+++ THE RECORDS +++
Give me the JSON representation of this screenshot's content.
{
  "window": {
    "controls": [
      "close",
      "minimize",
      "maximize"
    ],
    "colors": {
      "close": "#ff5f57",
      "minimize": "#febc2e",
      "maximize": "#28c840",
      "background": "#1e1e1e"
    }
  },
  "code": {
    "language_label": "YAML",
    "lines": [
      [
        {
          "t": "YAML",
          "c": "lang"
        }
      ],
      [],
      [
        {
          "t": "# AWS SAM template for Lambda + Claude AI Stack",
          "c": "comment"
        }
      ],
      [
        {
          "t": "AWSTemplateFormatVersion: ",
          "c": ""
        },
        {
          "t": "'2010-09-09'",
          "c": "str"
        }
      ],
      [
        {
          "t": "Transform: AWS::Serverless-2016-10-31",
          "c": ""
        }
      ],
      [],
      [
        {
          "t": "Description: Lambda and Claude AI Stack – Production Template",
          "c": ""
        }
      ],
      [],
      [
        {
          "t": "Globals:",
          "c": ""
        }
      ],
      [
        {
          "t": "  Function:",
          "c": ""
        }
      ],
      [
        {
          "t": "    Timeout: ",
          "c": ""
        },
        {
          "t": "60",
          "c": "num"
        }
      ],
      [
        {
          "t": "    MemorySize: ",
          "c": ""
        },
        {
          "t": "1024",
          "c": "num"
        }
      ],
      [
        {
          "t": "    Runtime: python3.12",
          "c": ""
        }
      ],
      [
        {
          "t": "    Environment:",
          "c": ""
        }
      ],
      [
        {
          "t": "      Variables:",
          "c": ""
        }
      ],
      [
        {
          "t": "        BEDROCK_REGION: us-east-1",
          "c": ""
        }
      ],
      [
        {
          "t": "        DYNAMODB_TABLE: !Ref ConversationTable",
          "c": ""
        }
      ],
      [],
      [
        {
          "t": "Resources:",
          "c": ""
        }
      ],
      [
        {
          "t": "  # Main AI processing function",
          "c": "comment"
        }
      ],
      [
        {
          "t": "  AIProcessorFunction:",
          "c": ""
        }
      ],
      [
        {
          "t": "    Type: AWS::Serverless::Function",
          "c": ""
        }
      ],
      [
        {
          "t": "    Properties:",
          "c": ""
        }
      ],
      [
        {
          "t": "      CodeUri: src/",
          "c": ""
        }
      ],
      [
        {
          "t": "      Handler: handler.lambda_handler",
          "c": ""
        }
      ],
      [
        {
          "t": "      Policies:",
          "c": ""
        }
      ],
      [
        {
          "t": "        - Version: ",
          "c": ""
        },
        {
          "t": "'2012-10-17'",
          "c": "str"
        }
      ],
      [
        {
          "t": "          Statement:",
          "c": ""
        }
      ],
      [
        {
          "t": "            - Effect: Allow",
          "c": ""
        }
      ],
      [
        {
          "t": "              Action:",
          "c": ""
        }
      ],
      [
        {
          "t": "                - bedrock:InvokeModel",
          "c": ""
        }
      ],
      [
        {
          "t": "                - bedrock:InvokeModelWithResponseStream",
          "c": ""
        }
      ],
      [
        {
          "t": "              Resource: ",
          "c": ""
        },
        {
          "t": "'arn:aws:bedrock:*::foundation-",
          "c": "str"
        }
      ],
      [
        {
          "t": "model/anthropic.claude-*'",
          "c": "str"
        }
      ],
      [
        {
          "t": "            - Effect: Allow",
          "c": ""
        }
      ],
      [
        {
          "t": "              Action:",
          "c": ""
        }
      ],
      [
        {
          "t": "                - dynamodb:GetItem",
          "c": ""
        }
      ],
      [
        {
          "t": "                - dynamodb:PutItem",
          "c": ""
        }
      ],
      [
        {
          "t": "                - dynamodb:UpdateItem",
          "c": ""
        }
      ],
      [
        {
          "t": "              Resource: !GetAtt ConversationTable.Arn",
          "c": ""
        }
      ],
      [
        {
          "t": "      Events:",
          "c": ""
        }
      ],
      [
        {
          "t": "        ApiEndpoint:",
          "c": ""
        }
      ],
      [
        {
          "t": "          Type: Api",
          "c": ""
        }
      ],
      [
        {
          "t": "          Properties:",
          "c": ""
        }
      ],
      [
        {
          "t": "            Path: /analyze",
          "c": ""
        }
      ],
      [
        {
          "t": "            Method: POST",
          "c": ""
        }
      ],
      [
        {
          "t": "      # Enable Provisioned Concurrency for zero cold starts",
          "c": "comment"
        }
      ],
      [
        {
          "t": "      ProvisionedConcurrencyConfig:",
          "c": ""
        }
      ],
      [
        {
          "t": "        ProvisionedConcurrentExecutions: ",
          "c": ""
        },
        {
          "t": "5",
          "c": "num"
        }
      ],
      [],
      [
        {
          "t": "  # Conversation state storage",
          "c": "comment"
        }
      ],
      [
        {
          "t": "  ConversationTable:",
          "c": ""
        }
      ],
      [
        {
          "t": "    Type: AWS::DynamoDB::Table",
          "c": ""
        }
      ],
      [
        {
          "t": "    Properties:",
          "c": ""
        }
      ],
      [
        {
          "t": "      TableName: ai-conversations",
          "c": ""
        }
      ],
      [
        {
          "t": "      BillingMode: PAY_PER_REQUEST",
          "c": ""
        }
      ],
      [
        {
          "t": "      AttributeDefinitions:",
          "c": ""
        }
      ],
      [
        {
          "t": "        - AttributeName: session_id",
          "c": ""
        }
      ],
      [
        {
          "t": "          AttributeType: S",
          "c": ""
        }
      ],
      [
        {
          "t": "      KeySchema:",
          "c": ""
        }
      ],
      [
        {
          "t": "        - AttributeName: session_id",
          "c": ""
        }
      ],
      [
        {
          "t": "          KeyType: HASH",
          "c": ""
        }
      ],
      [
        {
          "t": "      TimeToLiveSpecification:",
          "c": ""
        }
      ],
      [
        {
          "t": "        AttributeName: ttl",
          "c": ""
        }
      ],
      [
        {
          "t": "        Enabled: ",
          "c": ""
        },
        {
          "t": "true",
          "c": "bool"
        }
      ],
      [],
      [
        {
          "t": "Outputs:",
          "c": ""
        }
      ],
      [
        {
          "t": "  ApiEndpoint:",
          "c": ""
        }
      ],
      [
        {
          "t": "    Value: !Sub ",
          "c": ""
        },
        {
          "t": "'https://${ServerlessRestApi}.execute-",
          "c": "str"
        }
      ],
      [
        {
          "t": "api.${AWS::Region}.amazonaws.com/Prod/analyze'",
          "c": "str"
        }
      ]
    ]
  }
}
+++
EXERCISE DESCRIPTION: Go through the material above line by line and copy it exactly.

COMPLETE OUTPUT:
Give me the JSON representation of this screenshot's content.
{
  "window": {
    "controls": [
      "close",
      "minimize",
      "maximize"
    ],
    "colors": {
      "close": "#ff5f57",
      "minimize": "#febc2e",
      "maximize": "#28c840",
      "background": "#1e1e1e"
    }
  },
  "code": {
    "language_label": "YAML",
    "lines": [
      [
        {
          "t": "YAML",
          "c": "lang"
        }
      ],
      [],
      [
        {
          "t": "# AWS SAM template for Lambda + Claude AI Stack",
          "c": "comment"
        }
      ],
      [
        {
          "t": "AWSTemplateFormatVersion: ",
          "c": ""
        },
        {
          "t": "'2010-09-09'",
          "c": "str"
        }
      ],
      [
        {
          "t": "Transform: AWS::Serverless-2016-10-31",
          "c": ""
        }
      ],
      [],
      [
        {
          "t": "Description: Lambda and Claude AI Stack – Production Template",
          "c": ""
        }
      ],
      [],
      [
        {
          "t": "Globals:",
          "c": ""
        }
      ],
      [
        {
          "t": "  Function:",
          "c": ""
        }
      ],
      [
        {
          "t": "    Timeout: ",
          "c": ""
        },
        {
          "t": "60",
          "c": "num"
        }
      ],
      [
        {
          "t": "    MemorySize: ",
          "c": ""
        },
        {
          "t": "1024",
          "c": "num"
        }
      ],
      [
        {
          "t": "    Runtime: python3.12",
          "c": ""
        }
      ],
      [
        {
          "t": "    Environment:",
          "c": ""
        }
      ],
      [
        {
          "t": "      Variables:",
          "c": ""
        }
      ],
      [
        {
          "t": "        BEDROCK_REGION: us-east-1",
          "c": ""
        }
      ],
      [
        {
          "t": "        DYNAMODB_TABLE: !Ref ConversationTable",
          "c": ""
        }
      ],
      [],
      [
        {
          "t": "Resources:",
          "c": ""
        }
      ],
      [
        {
          "t": "  # Main AI processing function",
          "c": "comment"
        }
      ],
      [
        {
          "t": "  AIProcessorFunction:",
          "c": ""
        }
      ],
      [
        {
          "t": "    Type: AWS::Serverless::Function",
          "c": ""
        }
      ],
      [
        {
          "t": "    Properties:",
          "c": ""
        }
      ],
      [
        {
          "t": "      CodeUri: src/",
          "c": ""
        }
      ],
      [
        {
          "t": "      Handler: handler.lambda_handler",
          "c": ""
        }
      ],
      [
        {
          "t": "      Policies:",
          "c": ""
        }
      ],
      [
        {
          "t": "        - Version: ",
          "c": ""
        },
        {
          "t": "'2012-10-17'",
          "c": "str"
        }
      ],
      [
        {
          "t": "          Statement:",
          "c": ""
        }
      ],
      [
        {
          "t": "            - Effect: Allow",
          "c": ""
        }
      ],
      [
        {
          "t": "              Action:",
          "c": ""
        }
      ],
      [
        {
          "t": "                - bedrock:InvokeModel",
          "c": ""
        }
      ],
      [
        {
          "t": "                - bedrock:InvokeModelWithResponseStream",
          "c": ""
        }
      ],
      [
        {
          "t": "              Resource: ",
          "c": ""
        },
        {
          "t": "'arn:aws:bedrock:*::foundation-",
          "c": "str"
        }
      ],
      [
        {
          "t": "model/anthropic.claude-*'",
          "c": "str"
        }
      ],
      [
        {
          "t": "            - Effect: Allow",
          "c": ""
        }
      ],
      [
        {
          "t": "              Action:",
          "c": ""
        }
      ],
      [
        {
          "t": "                - dynamodb:GetItem",
          "c": ""
        }
      ],
      [
        {
          "t": "                - dynamodb:PutItem",
          "c": ""
        }
      ],
      [
        {
          "t": "                - dynamodb:UpdateItem",
          "c": ""
        }
      ],
      [
        {
          "t": "              Resource: !GetAtt ConversationTable.Arn",
          "c": ""
        }
      ],
      [
        {
          "t": "      Events:",
          "c": ""
        }
      ],
      [
        {
          "t": "        ApiEndpoint:",
          "c": ""
        }
      ],
      [
        {
          "t": "          Type: Api",
          "c": ""
        }
      ],
      [
        {
          "t": "          Properties:",
          "c": ""
        }
      ],
      [
        {
          "t": "            Path: /analyze",
          "c": ""
        }
      ],
      [
        {
          "t": "            Method: POST",
          "c": ""
        }
      ],
      [
        {
          "t": "      # Enable Provisioned Concurrency for zero cold starts",
          "c": "comment"
        }
      ],
      [
        {
          "t": "      ProvisionedConcurrencyConfig:",
          "c": ""
        }
      ],
      [
        {
          "t": "        ProvisionedConcurrentExecutions: ",
          "c": ""
        },
        {
          "t": "5",
          "c": "num"
        }
      ],
      [],
      [
        {
          "t": "  # Conversation state storage",
          "c": "comment"
        }
      ],
      [
        {
          "t": "  ConversationTable:",
          "c": ""
        }
      ],
      [
        {
          "t": "    Type: AWS::DynamoDB::Table",
          "c": ""
        }
      ],
      [
        {
          "t": "    Properties:",
          "c": ""
        }
      ],
      [
        {
          "t": "      TableName: ai-conversations",
          "c": ""
        }
      ],
      [
        {
          "t": "      BillingMode: PAY_PER_REQUEST",
          "c": ""
        }
      ],
      [
        {
          "t": "      AttributeDefinitions:",
          "c": ""
        }
      ],
      [
        {
          "t": "        - AttributeName: session_id",
          "c": ""
        }
      ],
      [
        {
          "t": "          AttributeType: S",
          "c": ""
        }
      ],
      [
        {
          "t": "      KeySchema:",
          "c": ""
        }
      ],
      [
        {
          "t": "        - AttributeName: session_id",
          "c": ""
        }
      ],
      [
        {
          "t": "          KeyType: HASH",
          "c": ""
        }
      ],
      [
        {
          "t": "      TimeToLiveSpecification:",
          "c": ""
        }
      ],
      [
        {
          "t": "        AttributeName: ttl",
          "c": ""
        }
      ],
      [
        {
          "t": "        Enabled: ",
          "c": ""
        },
        {
          "t": "true",
          "c": "bool"
        }
      ],
      [],
      [
        {
          "t": "Outputs:",
          "c": ""
        }
      ],
      [
        {
          "t": "  ApiEndpoint:",
          "c": ""
        }
      ],
      [
        {
          "t": "    Value: !Sub ",
          "c": ""
        },
        {
          "t": "'https://${ServerlessRestApi}.execute-",
          "c": "str"
        }
      ],
      [
        {
          "t": "api.${AWS::Region}.amazonaws.com/Prod/analyze'",
          "c": "str"
        }
      ]
    ]
  }
}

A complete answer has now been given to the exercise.